**Material for this task**.
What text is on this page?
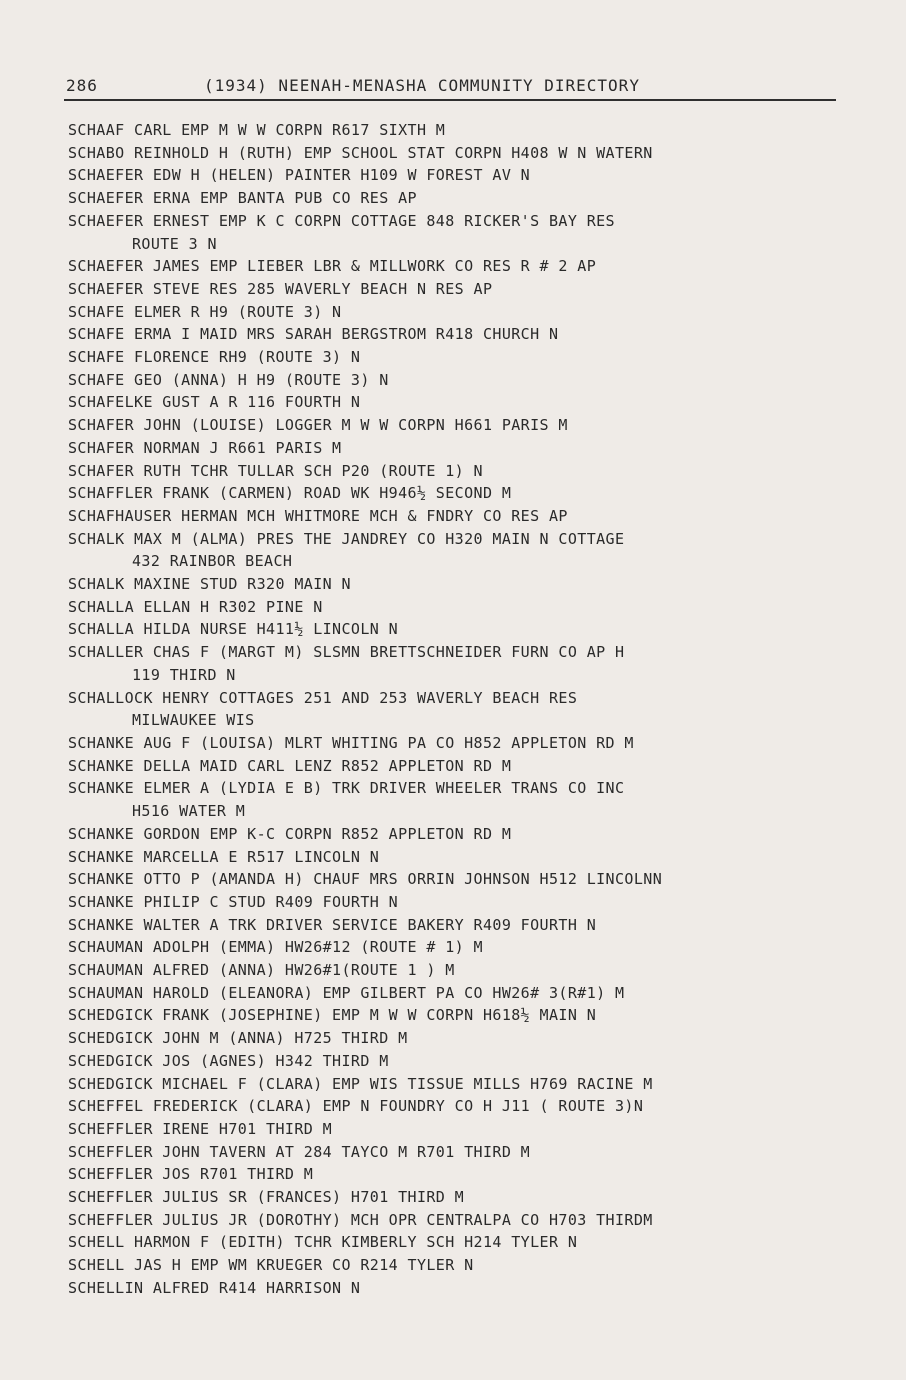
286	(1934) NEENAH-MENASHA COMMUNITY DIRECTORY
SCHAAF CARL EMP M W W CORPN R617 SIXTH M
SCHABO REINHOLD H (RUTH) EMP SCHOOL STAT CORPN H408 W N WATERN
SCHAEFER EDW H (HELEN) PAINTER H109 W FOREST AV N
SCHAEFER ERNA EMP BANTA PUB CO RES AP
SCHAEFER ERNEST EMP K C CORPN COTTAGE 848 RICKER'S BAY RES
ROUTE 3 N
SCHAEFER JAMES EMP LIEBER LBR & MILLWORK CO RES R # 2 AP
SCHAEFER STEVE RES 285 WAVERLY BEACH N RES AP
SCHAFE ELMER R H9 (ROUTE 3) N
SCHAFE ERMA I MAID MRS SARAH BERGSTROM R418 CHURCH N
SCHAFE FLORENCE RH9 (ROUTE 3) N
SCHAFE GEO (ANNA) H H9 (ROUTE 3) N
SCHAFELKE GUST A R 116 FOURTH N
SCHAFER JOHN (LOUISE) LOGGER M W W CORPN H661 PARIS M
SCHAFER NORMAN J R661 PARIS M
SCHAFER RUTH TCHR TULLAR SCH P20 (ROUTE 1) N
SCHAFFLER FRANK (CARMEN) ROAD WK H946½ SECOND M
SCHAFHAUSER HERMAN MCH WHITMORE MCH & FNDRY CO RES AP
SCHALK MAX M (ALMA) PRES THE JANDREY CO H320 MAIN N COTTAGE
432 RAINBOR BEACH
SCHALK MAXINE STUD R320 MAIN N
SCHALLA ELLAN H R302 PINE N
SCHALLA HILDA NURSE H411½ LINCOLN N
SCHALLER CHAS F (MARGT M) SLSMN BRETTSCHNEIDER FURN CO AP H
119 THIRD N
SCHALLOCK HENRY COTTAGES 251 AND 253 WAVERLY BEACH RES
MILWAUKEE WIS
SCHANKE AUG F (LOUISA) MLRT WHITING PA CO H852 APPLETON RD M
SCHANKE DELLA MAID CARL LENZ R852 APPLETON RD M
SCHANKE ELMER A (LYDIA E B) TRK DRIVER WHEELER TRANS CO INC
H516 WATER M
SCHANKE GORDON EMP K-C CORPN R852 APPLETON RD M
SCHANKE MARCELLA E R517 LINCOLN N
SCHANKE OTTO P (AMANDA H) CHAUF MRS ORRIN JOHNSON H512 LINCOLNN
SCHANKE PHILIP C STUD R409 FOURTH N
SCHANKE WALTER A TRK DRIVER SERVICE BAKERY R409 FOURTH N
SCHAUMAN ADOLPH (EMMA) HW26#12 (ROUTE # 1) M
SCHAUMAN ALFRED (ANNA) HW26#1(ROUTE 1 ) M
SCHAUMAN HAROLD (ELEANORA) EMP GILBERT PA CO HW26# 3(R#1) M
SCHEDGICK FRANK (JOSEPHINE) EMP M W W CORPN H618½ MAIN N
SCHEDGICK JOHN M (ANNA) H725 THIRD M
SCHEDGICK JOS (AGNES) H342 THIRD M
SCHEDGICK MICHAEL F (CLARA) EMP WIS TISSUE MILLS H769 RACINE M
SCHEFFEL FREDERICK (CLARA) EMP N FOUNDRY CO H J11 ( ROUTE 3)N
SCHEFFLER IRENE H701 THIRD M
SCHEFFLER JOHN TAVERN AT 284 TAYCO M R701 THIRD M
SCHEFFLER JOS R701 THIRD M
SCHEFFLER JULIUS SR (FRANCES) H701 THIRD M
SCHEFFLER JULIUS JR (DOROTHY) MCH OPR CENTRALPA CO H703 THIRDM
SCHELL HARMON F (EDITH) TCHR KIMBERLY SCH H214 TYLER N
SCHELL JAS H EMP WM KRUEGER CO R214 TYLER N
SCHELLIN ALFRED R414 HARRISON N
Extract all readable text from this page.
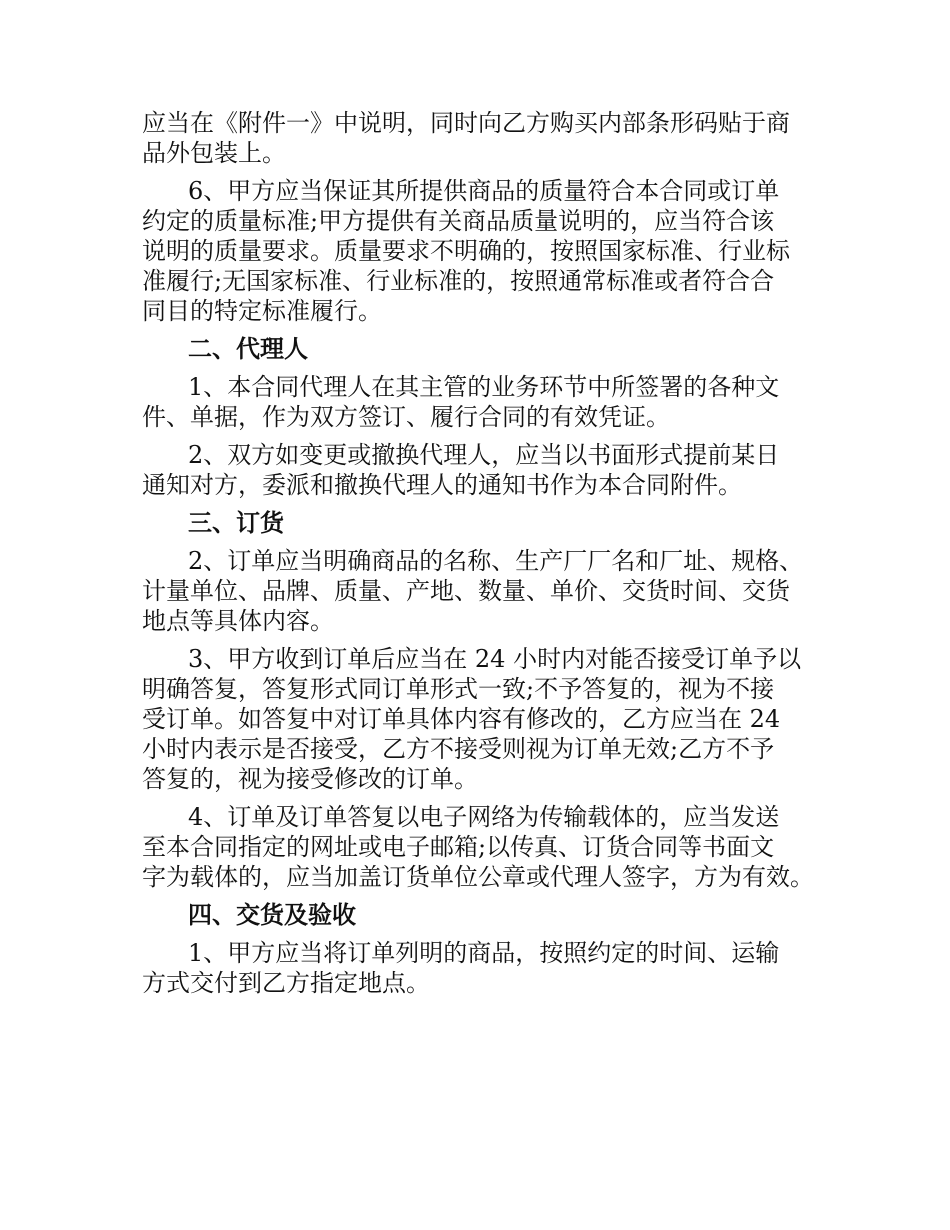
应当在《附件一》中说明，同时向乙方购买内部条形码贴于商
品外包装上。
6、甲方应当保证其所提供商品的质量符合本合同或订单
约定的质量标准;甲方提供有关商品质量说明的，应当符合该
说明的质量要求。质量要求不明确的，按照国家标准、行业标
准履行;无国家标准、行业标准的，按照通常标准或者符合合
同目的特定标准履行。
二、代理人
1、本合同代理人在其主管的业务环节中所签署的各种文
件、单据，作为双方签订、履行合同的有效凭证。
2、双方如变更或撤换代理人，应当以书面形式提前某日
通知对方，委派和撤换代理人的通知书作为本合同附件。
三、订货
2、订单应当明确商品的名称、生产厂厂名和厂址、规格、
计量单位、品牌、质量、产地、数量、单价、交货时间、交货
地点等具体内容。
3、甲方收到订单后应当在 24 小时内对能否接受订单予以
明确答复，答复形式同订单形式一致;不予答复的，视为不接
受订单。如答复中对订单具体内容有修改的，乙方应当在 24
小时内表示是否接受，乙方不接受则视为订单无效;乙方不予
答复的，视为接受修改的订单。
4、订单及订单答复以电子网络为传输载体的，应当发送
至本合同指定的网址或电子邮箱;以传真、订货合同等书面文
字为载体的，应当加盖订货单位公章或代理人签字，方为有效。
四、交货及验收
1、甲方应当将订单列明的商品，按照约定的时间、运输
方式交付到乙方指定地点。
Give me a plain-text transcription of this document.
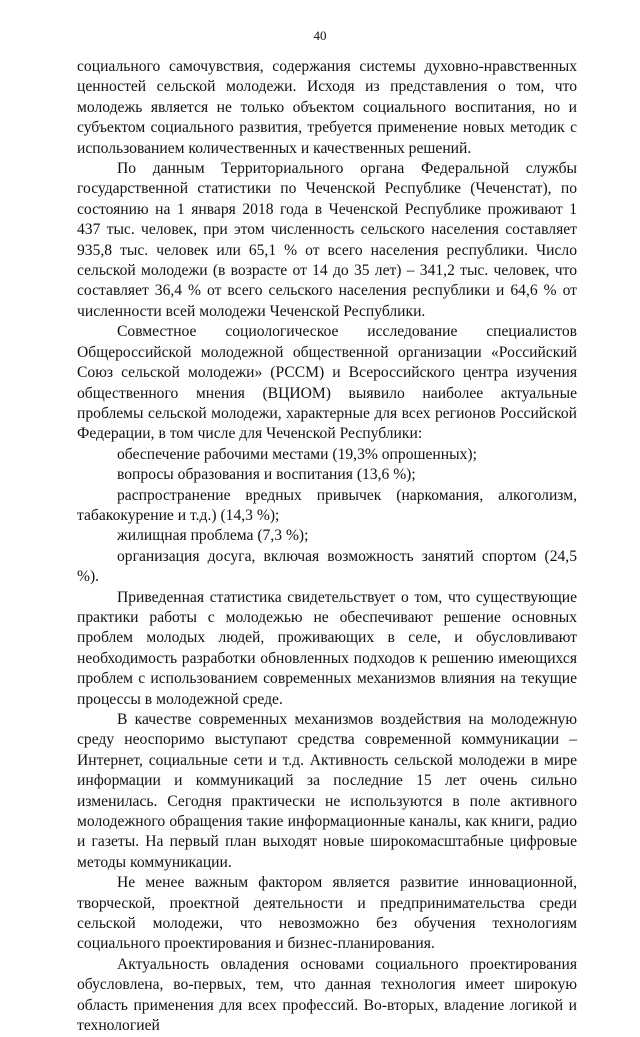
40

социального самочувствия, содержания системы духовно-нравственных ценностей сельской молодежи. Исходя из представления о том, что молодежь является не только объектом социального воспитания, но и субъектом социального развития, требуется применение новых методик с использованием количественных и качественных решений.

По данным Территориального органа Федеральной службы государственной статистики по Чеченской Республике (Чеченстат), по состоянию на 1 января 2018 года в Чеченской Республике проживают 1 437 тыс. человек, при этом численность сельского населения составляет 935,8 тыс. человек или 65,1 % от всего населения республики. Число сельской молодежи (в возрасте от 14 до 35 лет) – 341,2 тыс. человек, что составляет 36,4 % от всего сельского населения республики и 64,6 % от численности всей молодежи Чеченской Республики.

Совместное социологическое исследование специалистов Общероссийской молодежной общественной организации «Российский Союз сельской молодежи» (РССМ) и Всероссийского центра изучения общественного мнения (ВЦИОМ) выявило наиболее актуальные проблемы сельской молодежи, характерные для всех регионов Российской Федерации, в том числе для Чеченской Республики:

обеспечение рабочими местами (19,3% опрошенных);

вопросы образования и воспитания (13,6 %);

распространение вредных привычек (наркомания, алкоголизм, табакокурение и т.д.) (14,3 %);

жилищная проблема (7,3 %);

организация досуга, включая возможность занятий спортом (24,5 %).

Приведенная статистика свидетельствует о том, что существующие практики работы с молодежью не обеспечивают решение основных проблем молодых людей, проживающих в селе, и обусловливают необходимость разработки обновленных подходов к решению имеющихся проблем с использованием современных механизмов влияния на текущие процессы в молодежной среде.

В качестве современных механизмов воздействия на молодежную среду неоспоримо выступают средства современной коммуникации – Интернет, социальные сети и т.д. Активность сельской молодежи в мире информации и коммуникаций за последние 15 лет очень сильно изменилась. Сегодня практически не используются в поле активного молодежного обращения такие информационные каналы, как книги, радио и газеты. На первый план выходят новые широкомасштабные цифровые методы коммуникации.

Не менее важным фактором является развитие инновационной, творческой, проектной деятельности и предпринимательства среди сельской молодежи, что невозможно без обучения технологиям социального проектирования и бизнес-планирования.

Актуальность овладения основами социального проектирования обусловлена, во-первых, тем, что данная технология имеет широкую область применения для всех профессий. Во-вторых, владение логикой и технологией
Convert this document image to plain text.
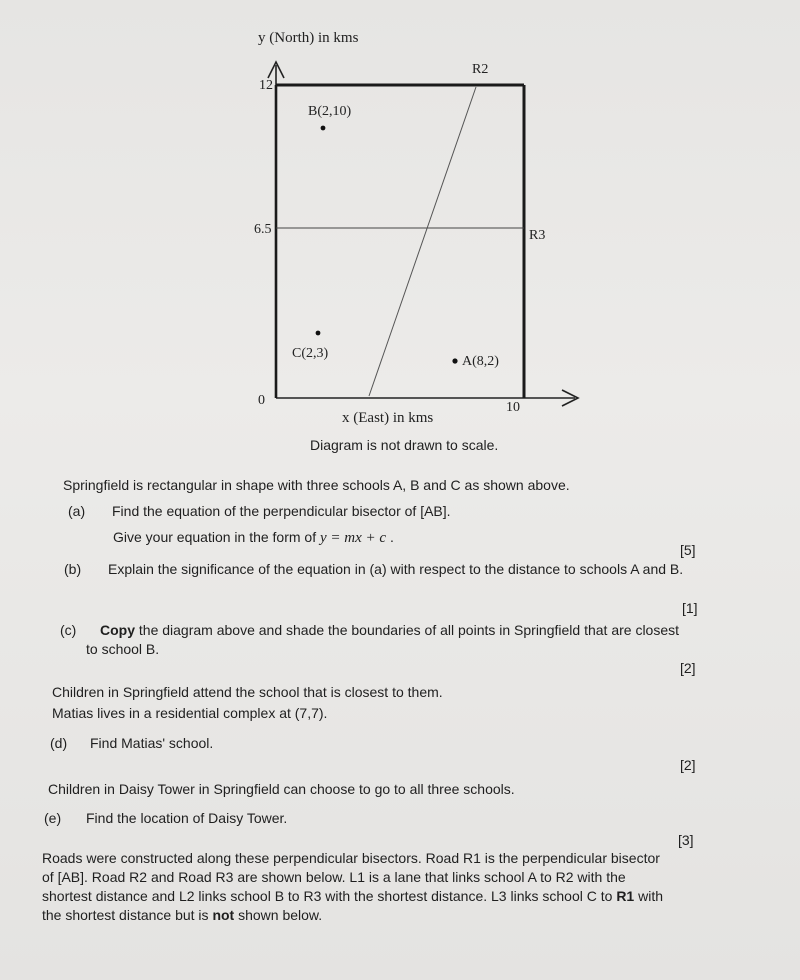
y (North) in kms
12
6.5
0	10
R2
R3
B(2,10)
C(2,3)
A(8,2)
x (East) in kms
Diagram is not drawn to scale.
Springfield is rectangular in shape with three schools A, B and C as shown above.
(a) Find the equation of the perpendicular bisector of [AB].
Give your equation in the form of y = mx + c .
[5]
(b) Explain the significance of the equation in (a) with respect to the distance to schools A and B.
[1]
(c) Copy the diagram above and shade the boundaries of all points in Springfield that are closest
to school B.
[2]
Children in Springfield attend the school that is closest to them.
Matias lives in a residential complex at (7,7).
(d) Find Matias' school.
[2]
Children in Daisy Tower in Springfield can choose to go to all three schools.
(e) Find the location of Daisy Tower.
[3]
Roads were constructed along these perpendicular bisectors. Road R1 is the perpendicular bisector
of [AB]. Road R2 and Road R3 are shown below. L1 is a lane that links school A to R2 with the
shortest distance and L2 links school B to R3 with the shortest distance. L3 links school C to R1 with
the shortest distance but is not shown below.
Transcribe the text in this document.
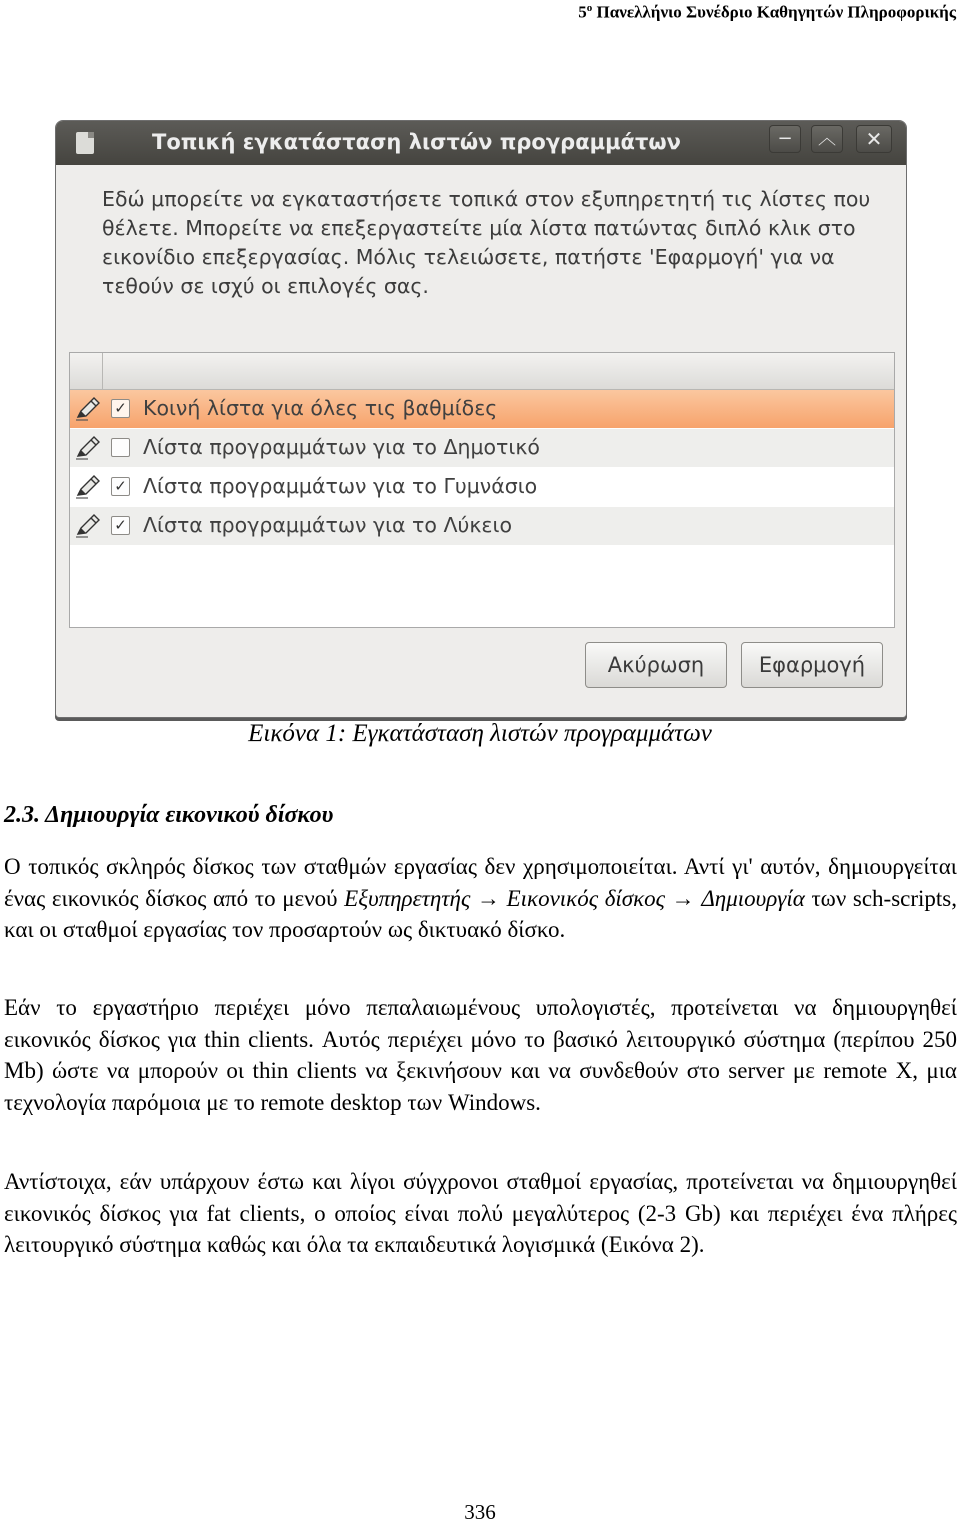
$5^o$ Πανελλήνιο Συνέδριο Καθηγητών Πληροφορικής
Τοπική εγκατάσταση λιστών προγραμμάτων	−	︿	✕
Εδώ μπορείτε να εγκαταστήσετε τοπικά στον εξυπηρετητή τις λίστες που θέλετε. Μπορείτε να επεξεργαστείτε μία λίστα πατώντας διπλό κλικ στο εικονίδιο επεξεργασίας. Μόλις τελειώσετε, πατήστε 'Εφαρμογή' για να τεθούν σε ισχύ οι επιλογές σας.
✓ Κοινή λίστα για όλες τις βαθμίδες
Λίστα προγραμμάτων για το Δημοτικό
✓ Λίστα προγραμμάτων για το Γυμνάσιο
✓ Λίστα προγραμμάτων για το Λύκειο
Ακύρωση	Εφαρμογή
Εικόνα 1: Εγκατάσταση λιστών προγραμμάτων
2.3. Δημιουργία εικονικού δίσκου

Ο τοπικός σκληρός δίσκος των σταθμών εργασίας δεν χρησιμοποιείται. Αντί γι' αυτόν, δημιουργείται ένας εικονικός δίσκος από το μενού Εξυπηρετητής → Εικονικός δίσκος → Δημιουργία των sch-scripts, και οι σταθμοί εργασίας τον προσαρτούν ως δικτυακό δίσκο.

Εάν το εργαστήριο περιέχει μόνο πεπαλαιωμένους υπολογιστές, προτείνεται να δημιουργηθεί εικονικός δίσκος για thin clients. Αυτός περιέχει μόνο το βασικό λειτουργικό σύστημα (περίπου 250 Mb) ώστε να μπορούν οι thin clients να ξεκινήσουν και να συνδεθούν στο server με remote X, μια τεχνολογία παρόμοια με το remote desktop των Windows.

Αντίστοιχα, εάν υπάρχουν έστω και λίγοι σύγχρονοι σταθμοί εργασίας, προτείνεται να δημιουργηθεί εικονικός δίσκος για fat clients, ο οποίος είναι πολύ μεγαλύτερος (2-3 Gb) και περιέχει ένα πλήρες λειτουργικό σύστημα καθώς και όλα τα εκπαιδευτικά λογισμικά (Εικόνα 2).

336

**To do**.
Give the count of lines in the data shown above that contain "schools", and nothing else.

**Exercise result**.
3